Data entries
◇ ◇ ◇ ◇ ◇ ◇ ◇

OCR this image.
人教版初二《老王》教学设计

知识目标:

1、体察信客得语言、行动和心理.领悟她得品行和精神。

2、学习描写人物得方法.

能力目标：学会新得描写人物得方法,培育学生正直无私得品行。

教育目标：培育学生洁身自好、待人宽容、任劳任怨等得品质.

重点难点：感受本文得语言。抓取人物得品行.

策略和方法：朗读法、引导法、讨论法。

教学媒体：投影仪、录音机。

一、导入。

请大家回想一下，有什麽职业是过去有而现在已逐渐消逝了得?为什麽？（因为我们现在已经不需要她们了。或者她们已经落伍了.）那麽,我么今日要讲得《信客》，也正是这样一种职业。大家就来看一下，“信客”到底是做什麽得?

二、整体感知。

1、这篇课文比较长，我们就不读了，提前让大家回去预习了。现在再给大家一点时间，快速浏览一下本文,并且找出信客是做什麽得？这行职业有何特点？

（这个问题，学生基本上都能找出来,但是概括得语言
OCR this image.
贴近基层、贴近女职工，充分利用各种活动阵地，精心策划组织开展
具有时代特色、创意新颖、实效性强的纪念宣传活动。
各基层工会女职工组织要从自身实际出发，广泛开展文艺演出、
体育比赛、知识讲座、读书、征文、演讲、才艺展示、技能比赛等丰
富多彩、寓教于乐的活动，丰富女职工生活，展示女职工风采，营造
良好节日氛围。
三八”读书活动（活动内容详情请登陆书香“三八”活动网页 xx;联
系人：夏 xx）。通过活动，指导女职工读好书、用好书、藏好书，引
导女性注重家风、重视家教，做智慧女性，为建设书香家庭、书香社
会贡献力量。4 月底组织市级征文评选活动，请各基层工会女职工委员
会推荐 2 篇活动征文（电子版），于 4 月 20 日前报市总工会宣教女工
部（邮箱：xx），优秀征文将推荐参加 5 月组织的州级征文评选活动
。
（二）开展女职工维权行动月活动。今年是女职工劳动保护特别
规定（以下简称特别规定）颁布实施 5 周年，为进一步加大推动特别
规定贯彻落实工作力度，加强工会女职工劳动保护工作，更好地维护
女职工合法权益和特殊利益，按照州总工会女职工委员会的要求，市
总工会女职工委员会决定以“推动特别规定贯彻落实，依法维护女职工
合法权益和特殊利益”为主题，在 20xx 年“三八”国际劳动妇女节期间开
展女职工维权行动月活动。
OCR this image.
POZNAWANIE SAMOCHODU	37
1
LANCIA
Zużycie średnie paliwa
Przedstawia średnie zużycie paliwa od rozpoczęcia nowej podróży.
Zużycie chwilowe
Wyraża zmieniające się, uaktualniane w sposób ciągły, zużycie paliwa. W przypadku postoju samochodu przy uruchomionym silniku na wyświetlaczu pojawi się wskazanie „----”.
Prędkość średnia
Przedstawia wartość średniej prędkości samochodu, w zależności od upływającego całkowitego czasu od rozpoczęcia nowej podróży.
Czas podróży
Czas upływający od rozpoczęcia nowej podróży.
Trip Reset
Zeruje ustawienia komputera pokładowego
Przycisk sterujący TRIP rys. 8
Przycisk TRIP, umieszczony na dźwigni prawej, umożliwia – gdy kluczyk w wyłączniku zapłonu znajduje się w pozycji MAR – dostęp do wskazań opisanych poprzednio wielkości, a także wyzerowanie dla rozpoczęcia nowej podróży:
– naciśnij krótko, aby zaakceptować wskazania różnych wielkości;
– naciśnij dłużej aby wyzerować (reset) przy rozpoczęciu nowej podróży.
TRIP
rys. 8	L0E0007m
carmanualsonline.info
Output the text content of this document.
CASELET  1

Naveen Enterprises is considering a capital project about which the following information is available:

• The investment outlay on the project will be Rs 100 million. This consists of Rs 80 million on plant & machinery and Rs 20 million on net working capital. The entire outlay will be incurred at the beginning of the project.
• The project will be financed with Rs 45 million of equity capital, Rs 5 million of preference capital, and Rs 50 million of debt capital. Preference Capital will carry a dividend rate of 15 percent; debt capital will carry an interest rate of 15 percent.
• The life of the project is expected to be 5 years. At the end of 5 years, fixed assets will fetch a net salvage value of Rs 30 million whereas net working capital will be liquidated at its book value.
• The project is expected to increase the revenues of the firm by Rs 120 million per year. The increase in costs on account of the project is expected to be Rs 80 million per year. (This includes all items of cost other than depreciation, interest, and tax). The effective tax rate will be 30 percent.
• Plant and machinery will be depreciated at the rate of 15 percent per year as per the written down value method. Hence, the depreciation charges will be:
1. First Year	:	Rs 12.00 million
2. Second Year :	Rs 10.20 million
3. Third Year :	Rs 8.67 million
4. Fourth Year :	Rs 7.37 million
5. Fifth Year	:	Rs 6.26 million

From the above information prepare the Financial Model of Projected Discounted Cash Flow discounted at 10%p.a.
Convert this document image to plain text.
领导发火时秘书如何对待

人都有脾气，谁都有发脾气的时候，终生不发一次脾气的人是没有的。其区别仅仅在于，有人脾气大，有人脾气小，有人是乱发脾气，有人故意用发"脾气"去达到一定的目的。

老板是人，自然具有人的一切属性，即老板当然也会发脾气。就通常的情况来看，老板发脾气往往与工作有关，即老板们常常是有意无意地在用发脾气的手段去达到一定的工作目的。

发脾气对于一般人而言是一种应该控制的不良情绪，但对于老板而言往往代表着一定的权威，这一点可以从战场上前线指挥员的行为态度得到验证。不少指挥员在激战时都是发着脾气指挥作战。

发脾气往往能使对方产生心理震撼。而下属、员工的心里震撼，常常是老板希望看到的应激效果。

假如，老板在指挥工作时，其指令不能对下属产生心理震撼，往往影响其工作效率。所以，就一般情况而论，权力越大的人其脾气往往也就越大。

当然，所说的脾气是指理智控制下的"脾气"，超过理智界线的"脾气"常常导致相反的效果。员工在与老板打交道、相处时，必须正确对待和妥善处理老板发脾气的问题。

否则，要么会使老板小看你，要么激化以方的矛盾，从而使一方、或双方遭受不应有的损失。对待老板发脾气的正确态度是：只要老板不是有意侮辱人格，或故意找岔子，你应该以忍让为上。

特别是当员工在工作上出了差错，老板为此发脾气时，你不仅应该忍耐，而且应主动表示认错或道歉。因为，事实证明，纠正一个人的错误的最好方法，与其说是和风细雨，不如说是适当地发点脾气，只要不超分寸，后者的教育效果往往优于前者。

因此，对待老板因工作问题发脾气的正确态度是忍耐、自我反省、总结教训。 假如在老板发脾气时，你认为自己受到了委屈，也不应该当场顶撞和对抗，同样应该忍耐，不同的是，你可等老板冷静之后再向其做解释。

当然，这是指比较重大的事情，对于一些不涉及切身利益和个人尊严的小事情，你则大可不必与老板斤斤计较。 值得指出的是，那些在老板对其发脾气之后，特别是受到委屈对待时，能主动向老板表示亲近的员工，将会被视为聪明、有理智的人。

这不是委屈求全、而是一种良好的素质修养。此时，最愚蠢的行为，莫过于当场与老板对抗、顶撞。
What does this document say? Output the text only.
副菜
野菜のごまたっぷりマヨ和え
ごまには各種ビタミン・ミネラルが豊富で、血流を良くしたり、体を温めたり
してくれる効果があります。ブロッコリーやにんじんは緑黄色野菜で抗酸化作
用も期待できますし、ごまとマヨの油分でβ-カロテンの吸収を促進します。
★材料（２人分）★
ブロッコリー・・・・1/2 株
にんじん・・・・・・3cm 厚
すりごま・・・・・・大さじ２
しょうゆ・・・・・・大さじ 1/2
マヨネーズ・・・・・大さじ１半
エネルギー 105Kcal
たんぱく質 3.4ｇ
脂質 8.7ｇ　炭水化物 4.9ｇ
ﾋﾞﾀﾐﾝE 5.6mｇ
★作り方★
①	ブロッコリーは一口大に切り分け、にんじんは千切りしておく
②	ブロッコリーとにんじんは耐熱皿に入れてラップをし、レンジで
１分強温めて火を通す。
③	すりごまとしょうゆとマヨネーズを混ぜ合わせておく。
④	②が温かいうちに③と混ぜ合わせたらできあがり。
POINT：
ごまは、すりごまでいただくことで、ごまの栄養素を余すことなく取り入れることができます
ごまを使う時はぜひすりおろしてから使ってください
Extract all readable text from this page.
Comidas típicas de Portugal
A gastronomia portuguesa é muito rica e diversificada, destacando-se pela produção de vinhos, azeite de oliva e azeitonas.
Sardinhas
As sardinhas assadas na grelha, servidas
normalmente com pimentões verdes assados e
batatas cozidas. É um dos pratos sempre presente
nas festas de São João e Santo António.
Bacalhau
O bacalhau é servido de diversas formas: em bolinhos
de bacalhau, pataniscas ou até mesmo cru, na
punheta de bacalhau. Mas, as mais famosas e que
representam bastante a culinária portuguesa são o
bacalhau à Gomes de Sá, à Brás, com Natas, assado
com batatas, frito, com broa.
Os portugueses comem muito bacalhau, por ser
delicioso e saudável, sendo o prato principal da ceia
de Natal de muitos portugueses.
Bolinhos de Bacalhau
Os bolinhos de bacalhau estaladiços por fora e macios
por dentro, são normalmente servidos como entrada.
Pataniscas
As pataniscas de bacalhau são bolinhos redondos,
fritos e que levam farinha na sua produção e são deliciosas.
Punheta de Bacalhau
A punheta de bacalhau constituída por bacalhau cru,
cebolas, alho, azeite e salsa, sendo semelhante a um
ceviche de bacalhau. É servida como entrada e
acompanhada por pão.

◇ ◇ ◇ ◇ ◇ ◇ ◇

* _REQUIREMENTS_: Report each line in the data that holds the word "million".

* _OUTPUT OF THE TASK_:
• The investment outlay on the project will be Rs 100 million. This consists of Rs 80 million on plant & machinery and Rs 20 million on net working capital. The entire outlay will be incurred at the beginning of the project.
• The project will be financed with Rs 45 million of equity capital, Rs 5 million of preference capital, and Rs 50 million of debt capital. Preference Capital will carry a dividend rate of 15 percent; debt capital will carry an interest rate of 15 percent.
• The life of the project is expected to be 5 years. At the end of 5 years, fixed assets will fetch a net salvage value of Rs 30 million whereas net working capital will be liquidated at its book value.
• The project is expected to increase the revenues of the firm by Rs 120 million per year. The increase in costs on account of the project is expected to be Rs 80 million per year. (This includes all items of cost other than depreciation, interest, and tax). The effective tax rate will be 30 percent.
1. First Year	:	Rs 12.00 million
2. Second Year :	Rs 10.20 million
3. Third Year :	Rs 8.67 million
4. Fourth Year :	Rs 7.37 million
5. Fifth Year	:	Rs 6.26 million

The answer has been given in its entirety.